== Source material ==
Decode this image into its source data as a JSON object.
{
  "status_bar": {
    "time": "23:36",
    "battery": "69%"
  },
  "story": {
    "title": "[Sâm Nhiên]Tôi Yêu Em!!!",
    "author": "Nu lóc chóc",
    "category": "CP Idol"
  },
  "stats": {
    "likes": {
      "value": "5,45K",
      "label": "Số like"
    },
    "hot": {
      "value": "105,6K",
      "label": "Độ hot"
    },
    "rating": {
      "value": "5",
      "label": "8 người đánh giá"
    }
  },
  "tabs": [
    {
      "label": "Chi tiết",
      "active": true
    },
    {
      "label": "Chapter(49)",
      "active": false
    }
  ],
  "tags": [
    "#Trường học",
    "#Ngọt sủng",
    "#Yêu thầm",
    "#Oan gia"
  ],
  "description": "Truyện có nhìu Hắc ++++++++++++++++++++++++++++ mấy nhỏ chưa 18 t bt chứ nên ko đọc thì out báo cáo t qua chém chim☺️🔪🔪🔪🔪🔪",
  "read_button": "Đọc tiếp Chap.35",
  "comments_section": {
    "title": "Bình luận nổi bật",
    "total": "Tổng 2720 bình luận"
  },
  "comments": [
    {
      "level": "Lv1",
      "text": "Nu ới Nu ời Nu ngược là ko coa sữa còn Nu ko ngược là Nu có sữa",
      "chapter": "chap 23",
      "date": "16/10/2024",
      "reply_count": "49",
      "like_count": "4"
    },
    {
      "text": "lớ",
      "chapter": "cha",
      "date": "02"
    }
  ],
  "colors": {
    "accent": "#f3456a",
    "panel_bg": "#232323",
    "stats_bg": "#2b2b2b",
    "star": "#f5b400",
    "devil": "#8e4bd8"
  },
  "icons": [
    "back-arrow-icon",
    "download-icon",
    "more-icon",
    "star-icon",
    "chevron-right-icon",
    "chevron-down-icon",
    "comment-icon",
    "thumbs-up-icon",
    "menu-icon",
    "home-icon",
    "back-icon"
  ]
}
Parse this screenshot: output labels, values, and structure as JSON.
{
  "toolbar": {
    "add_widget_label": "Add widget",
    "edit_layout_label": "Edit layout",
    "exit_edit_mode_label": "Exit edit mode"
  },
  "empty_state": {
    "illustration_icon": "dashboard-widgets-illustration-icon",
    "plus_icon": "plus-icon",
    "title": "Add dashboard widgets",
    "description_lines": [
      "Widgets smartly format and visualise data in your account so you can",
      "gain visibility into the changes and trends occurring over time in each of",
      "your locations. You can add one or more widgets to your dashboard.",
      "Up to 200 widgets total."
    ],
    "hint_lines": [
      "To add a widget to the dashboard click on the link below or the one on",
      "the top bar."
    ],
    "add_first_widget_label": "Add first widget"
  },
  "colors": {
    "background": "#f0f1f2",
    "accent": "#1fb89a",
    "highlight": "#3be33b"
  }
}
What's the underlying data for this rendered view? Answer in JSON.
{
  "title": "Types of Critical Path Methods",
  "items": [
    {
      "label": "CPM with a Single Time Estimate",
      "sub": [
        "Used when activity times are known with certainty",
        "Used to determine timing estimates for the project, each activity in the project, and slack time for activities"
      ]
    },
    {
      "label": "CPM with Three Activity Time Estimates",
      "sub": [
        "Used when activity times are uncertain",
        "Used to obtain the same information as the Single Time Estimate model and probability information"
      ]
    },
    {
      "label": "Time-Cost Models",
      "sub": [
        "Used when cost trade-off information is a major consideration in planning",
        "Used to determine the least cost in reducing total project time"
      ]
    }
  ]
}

== Given request ==
Restate each record exactly as written.

== The solution ==
Decode this image into its source data as a JSON object.
{
  "status_bar": {
    "time": "23:36",
    "battery": "69%"
  },
  "story": {
    "title": "[Sâm Nhiên]Tôi Yêu Em!!!",
    "author": "Nu lóc chóc",
    "category": "CP Idol"
  },
  "stats": {
    "likes": {
      "value": "5,45K",
      "label": "Số like"
    },
    "hot": {
      "value": "105,6K",
      "label": "Độ hot"
    },
    "rating": {
      "value": "5",
      "label": "8 người đánh giá"
    }
  },
  "tabs": [
    {
      "label": "Chi tiết",
      "active": true
    },
    {
      "label": "Chapter(49)",
      "active": false
    }
  ],
  "tags": [
    "#Trường học",
    "#Ngọt sủng",
    "#Yêu thầm",
    "#Oan gia"
  ],
  "description": "Truyện có nhìu Hắc ++++++++++++++++++++++++++++ mấy nhỏ chưa 18 t bt chứ nên ko đọc thì out báo cáo t qua chém chim☺️🔪🔪🔪🔪🔪",
  "read_button": "Đọc tiếp Chap.35",
  "comments_section": {
    "title": "Bình luận nổi bật",
    "total": "Tổng 2720 bình luận"
  },
  "comments": [
    {
      "level": "Lv1",
      "text": "Nu ới Nu ời Nu ngược là ko coa sữa còn Nu ko ngược là Nu có sữa",
      "chapter": "chap 23",
      "date": "16/10/2024",
      "reply_count": "49",
      "like_count": "4"
    },
    {
      "text": "lớ",
      "chapter": "cha",
      "date": "02"
    }
  ],
  "colors": {
    "accent": "#f3456a",
    "panel_bg": "#232323",
    "stats_bg": "#2b2b2b",
    "star": "#f5b400",
    "devil": "#8e4bd8"
  },
  "icons": [
    "back-arrow-icon",
    "download-icon",
    "more-icon",
    "star-icon",
    "chevron-right-icon",
    "chevron-down-icon",
    "comment-icon",
    "thumbs-up-icon",
    "menu-icon",
    "home-icon",
    "back-icon"
  ]
}
Parse this screenshot: output labels, values, and structure as JSON.
{
  "toolbar": {
    "add_widget_label": "Add widget",
    "edit_layout_label": "Edit layout",
    "exit_edit_mode_label": "Exit edit mode"
  },
  "empty_state": {
    "illustration_icon": "dashboard-widgets-illustration-icon",
    "plus_icon": "plus-icon",
    "title": "Add dashboard widgets",
    "description_lines": [
      "Widgets smartly format and visualise data in your account so you can",
      "gain visibility into the changes and trends occurring over time in each of",
      "your locations. You can add one or more widgets to your dashboard.",
      "Up to 200 widgets total."
    ],
    "hint_lines": [
      "To add a widget to the dashboard click on the link below or the one on",
      "the top bar."
    ],
    "add_first_widget_label": "Add first widget"
  },
  "colors": {
    "background": "#f0f1f2",
    "accent": "#1fb89a",
    "highlight": "#3be33b"
  }
}
What's the underlying data for this rendered view? Answer in JSON.
{
  "title": "Types of Critical Path Methods",
  "items": [
    {
      "label": "CPM with a Single Time Estimate",
      "sub": [
        "Used when activity times are known with certainty",
        "Used to determine timing estimates for the project, each activity in the project, and slack time for activities"
      ]
    },
    {
      "label": "CPM with Three Activity Time Estimates",
      "sub": [
        "Used when activity times are uncertain",
        "Used to obtain the same information as the Single Time Estimate model and probability information"
      ]
    },
    {
      "label": "Time-Cost Models",
      "sub": [
        "Used when cost trade-off information is a major consideration in planning",
        "Used to determine the least cost in reducing total project time"
      ]
    }
  ]
}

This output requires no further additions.